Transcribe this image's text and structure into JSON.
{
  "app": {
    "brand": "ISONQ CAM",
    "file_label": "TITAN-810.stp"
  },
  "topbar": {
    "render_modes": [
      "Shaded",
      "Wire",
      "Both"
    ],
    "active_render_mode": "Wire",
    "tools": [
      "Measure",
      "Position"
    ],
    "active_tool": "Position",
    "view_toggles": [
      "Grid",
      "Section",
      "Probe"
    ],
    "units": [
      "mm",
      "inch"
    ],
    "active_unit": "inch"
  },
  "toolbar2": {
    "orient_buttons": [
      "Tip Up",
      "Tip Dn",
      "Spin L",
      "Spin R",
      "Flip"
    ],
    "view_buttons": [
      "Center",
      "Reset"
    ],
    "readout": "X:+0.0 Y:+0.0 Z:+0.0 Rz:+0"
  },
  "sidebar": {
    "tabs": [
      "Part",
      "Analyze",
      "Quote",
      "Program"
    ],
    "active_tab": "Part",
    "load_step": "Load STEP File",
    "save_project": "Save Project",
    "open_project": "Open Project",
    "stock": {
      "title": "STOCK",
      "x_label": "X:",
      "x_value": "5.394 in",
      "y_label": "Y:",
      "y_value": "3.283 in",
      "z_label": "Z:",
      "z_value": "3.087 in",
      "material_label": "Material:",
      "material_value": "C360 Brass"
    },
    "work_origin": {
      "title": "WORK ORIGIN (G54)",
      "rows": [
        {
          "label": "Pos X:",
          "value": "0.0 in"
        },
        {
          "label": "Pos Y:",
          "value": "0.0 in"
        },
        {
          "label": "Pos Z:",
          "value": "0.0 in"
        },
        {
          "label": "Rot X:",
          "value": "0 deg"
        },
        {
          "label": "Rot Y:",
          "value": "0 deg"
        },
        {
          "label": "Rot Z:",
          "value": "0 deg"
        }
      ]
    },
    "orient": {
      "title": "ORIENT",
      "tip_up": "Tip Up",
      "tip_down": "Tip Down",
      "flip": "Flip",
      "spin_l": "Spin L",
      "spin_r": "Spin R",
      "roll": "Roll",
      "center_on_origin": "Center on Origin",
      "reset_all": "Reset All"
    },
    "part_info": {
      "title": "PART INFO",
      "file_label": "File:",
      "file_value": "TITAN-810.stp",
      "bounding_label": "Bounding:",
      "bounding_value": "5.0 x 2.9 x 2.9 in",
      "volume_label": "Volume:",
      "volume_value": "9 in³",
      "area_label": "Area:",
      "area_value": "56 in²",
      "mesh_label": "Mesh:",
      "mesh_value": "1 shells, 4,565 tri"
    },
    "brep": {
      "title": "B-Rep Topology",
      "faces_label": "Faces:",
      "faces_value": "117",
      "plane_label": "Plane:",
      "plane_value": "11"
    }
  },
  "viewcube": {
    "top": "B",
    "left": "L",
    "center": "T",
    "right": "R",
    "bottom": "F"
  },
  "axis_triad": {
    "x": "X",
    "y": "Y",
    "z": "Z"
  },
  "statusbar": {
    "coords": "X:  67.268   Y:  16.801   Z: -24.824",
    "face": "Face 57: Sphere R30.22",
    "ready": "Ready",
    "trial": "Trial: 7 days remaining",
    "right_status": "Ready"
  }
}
##########
**Aim of the exercise**
Quote all the records. Keep every word exact.

**Reply**
Transcribe this image's text and structure into JSON.
{
  "app": {
    "brand": "ISONQ CAM",
    "file_label": "TITAN-810.stp"
  },
  "topbar": {
    "render_modes": [
      "Shaded",
      "Wire",
      "Both"
    ],
    "active_render_mode": "Wire",
    "tools": [
      "Measure",
      "Position"
    ],
    "active_tool": "Position",
    "view_toggles": [
      "Grid",
      "Section",
      "Probe"
    ],
    "units": [
      "mm",
      "inch"
    ],
    "active_unit": "inch"
  },
  "toolbar2": {
    "orient_buttons": [
      "Tip Up",
      "Tip Dn",
      "Spin L",
      "Spin R",
      "Flip"
    ],
    "view_buttons": [
      "Center",
      "Reset"
    ],
    "readout": "X:+0.0 Y:+0.0 Z:+0.0 Rz:+0"
  },
  "sidebar": {
    "tabs": [
      "Part",
      "Analyze",
      "Quote",
      "Program"
    ],
    "active_tab": "Part",
    "load_step": "Load STEP File",
    "save_project": "Save Project",
    "open_project": "Open Project",
    "stock": {
      "title": "STOCK",
      "x_label": "X:",
      "x_value": "5.394 in",
      "y_label": "Y:",
      "y_value": "3.283 in",
      "z_label": "Z:",
      "z_value": "3.087 in",
      "material_label": "Material:",
      "material_value": "C360 Brass"
    },
    "work_origin": {
      "title": "WORK ORIGIN (G54)",
      "rows": [
        {
          "label": "Pos X:",
          "value": "0.0 in"
        },
        {
          "label": "Pos Y:",
          "value": "0.0 in"
        },
        {
          "label": "Pos Z:",
          "value": "0.0 in"
        },
        {
          "label": "Rot X:",
          "value": "0 deg"
        },
        {
          "label": "Rot Y:",
          "value": "0 deg"
        },
        {
          "label": "Rot Z:",
          "value": "0 deg"
        }
      ]
    },
    "orient": {
      "title": "ORIENT",
      "tip_up": "Tip Up",
      "tip_down": "Tip Down",
      "flip": "Flip",
      "spin_l": "Spin L",
      "spin_r": "Spin R",
      "roll": "Roll",
      "center_on_origin": "Center on Origin",
      "reset_all": "Reset All"
    },
    "part_info": {
      "title": "PART INFO",
      "file_label": "File:",
      "file_value": "TITAN-810.stp",
      "bounding_label": "Bounding:",
      "bounding_value": "5.0 x 2.9 x 2.9 in",
      "volume_label": "Volume:",
      "volume_value": "9 in³",
      "area_label": "Area:",
      "area_value": "56 in²",
      "mesh_label": "Mesh:",
      "mesh_value": "1 shells, 4,565 tri"
    },
    "brep": {
      "title": "B-Rep Topology",
      "faces_label": "Faces:",
      "faces_value": "117",
      "plane_label": "Plane:",
      "plane_value": "11"
    }
  },
  "viewcube": {
    "top": "B",
    "left": "L",
    "center": "T",
    "right": "R",
    "bottom": "F"
  },
  "axis_triad": {
    "x": "X",
    "y": "Y",
    "z": "Z"
  },
  "statusbar": {
    "coords": "X:  67.268   Y:  16.801   Z: -24.824",
    "face": "Face 57: Sphere R30.22",
    "ready": "Ready",
    "trial": "Trial: 7 days remaining",
    "right_status": "Ready"
  }
}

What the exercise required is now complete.